• TASK TO COMPLETE: Among the entries, which lines carry the string "Missing"? Copy each of them.

• DATA FOR THE TASK:
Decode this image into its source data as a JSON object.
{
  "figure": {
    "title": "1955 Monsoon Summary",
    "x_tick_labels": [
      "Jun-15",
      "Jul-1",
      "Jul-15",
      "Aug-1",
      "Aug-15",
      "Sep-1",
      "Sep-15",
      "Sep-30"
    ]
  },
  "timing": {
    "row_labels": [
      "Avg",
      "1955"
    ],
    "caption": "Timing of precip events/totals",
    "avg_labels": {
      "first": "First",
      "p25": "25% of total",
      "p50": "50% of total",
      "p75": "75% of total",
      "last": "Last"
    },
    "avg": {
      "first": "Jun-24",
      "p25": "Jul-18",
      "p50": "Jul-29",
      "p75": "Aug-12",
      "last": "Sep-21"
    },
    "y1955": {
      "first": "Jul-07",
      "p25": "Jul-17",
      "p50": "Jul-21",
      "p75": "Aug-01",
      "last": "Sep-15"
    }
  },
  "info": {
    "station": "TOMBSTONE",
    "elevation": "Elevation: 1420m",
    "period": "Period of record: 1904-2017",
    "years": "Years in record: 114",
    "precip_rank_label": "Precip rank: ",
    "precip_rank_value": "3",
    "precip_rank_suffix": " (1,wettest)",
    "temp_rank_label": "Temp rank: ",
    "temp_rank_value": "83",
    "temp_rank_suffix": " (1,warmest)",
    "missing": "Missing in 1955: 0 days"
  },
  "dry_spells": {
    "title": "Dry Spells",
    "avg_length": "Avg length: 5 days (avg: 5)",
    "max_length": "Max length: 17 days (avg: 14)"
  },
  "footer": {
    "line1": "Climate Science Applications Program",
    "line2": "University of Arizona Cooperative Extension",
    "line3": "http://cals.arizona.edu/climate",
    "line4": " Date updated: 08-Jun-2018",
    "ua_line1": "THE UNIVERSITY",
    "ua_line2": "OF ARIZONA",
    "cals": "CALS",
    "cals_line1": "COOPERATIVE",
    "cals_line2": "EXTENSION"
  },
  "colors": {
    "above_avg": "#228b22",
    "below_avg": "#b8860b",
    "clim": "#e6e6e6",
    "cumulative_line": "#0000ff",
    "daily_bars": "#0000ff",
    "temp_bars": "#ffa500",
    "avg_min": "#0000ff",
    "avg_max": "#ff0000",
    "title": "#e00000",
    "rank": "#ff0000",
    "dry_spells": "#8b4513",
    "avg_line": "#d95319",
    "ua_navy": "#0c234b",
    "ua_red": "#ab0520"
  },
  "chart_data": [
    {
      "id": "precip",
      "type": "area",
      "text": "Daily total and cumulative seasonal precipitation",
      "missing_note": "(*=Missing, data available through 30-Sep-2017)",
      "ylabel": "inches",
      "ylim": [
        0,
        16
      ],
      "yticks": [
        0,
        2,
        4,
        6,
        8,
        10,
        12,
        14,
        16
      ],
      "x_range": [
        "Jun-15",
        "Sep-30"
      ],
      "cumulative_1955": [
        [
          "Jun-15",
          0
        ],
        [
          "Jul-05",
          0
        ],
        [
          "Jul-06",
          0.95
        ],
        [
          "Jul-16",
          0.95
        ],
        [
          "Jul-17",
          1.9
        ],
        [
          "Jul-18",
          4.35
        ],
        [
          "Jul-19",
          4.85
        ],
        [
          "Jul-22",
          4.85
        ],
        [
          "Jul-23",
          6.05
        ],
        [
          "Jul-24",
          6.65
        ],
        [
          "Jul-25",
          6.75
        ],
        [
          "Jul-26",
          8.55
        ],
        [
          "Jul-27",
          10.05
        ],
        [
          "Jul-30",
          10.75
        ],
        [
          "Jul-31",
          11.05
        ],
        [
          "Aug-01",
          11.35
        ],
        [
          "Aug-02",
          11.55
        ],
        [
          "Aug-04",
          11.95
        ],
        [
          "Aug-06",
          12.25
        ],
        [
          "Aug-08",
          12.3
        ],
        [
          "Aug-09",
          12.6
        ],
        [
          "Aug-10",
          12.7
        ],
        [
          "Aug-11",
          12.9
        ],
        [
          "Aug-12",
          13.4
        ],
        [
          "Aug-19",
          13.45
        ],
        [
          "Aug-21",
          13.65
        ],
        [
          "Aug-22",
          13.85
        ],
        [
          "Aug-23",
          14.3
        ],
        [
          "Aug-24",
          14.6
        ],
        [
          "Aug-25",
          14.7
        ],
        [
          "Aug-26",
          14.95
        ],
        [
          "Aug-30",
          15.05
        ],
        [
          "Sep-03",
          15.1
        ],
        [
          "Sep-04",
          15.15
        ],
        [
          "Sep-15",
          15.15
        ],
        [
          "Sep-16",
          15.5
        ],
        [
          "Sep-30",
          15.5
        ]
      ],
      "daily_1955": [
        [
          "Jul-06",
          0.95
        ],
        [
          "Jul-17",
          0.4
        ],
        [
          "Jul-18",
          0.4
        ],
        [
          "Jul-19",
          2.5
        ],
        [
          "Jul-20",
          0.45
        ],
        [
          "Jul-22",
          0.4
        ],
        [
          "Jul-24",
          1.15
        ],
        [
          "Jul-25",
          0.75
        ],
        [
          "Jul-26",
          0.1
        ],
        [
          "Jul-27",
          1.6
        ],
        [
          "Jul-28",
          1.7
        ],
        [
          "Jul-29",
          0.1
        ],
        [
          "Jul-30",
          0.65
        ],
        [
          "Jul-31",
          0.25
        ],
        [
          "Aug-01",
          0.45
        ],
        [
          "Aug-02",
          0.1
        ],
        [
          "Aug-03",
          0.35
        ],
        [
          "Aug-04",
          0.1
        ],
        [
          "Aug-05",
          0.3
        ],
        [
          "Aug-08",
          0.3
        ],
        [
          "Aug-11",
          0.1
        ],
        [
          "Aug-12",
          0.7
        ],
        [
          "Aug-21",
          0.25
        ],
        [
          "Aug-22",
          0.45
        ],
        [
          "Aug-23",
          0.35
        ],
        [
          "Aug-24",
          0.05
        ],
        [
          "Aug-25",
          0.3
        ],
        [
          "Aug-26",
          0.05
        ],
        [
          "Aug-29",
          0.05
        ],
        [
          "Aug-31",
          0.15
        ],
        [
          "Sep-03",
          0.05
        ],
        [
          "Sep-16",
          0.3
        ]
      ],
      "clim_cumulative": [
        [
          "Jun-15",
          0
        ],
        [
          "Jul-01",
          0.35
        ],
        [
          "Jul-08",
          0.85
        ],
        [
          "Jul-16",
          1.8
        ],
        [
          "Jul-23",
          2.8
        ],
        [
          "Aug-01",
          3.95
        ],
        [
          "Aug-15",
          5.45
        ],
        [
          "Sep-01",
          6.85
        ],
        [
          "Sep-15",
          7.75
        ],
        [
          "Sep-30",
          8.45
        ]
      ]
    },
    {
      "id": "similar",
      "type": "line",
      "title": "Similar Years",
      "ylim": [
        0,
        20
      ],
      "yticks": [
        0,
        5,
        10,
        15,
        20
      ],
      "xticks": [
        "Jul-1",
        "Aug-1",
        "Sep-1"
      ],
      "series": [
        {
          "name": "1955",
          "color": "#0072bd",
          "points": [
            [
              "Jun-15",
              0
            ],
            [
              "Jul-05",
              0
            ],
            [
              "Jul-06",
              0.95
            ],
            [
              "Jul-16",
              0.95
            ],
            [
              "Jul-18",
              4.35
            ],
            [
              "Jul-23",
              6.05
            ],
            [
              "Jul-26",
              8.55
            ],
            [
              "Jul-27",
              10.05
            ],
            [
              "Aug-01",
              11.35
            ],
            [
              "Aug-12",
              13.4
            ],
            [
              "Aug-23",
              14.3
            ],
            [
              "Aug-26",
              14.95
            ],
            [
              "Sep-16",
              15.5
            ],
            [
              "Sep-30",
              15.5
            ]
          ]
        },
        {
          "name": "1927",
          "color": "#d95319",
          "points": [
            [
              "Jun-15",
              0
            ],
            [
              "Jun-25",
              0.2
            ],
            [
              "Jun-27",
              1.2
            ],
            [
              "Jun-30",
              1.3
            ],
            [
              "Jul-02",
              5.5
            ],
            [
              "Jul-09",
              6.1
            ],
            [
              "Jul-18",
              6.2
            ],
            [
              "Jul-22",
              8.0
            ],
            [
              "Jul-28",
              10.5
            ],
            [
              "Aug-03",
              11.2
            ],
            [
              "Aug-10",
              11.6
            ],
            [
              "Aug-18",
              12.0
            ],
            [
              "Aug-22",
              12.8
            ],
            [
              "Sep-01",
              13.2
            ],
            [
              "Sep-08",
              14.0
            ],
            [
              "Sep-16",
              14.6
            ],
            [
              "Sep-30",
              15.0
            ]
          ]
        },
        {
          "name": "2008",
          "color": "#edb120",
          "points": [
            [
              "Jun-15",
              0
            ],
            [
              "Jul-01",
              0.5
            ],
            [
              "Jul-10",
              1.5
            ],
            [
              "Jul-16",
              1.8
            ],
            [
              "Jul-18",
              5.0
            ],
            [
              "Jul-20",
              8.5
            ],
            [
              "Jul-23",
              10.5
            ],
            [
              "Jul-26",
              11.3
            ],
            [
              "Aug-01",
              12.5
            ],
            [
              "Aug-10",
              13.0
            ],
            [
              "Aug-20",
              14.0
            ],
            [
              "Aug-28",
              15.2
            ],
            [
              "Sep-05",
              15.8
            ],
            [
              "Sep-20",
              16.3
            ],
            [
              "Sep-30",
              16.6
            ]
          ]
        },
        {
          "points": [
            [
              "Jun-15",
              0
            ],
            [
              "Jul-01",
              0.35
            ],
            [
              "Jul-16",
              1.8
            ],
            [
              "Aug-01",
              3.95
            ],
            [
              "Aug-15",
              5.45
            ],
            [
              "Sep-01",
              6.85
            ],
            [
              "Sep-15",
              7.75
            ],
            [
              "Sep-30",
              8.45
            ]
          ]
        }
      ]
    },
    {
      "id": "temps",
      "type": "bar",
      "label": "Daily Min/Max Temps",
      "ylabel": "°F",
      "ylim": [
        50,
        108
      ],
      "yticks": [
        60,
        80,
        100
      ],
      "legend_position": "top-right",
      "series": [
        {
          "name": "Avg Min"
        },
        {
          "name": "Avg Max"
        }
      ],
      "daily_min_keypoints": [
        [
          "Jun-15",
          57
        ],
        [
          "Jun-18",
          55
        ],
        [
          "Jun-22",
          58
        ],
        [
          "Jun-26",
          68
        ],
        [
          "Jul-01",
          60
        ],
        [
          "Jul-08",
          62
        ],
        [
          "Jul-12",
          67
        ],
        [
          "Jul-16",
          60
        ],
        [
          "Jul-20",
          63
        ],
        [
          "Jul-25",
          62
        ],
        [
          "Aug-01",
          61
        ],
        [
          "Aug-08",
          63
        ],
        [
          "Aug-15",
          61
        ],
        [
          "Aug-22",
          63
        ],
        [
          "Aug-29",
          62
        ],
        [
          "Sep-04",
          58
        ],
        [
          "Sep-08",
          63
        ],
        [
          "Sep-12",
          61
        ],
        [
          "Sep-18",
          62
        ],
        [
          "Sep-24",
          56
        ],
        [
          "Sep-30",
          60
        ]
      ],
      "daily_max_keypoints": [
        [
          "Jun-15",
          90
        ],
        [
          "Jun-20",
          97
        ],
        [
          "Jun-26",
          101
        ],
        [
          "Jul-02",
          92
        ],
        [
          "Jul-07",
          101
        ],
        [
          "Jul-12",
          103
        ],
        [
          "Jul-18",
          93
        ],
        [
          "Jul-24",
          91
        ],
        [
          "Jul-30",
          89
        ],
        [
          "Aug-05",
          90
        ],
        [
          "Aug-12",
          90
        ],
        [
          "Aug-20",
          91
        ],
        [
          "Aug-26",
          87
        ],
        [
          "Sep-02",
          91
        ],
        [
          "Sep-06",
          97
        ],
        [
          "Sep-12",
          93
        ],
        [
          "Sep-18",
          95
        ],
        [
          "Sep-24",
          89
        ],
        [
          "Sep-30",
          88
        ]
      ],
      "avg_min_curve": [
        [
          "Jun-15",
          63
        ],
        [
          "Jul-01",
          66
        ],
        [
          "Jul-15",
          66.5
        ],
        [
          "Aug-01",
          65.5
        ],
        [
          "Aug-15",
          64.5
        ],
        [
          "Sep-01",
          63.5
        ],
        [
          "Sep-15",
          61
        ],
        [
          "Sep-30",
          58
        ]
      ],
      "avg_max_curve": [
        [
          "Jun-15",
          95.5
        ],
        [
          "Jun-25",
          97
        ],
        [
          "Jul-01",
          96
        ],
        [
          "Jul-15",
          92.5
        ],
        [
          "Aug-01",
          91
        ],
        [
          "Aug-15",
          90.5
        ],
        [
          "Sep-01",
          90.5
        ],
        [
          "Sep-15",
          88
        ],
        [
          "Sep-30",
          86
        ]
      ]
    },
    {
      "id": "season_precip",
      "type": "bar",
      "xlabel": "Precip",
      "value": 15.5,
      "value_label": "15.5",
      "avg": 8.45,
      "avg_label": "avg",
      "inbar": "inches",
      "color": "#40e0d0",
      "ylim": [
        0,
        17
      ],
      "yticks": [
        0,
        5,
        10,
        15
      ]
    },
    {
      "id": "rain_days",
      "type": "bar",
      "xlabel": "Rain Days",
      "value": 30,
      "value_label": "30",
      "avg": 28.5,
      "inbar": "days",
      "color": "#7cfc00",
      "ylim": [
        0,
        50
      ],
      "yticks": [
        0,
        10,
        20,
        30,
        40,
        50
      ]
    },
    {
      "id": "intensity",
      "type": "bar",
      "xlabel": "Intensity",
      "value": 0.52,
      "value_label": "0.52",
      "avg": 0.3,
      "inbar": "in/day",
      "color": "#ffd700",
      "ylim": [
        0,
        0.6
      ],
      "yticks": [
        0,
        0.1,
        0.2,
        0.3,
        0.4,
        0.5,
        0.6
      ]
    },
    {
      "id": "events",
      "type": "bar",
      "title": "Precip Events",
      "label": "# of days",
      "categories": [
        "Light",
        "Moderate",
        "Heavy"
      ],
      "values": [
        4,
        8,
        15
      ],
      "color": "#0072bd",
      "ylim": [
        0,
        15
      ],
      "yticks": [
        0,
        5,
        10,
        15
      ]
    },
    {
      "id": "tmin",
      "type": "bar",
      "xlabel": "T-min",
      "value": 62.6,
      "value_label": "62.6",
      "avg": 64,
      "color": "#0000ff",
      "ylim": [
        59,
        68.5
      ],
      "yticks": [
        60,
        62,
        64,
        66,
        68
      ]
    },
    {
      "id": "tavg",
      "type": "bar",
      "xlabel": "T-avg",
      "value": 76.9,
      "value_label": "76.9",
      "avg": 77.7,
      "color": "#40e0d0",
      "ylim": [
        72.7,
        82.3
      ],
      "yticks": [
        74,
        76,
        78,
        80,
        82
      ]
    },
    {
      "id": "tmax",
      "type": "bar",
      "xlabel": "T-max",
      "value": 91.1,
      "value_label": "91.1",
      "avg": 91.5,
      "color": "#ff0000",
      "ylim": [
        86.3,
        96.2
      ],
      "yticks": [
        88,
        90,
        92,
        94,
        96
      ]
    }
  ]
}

• OUTPUT FOR THIS TASK:
    "missing": "Missing in 1955: 0 days"
      "missing_note": "(*=Missing, data available through 30-Sep-2017)",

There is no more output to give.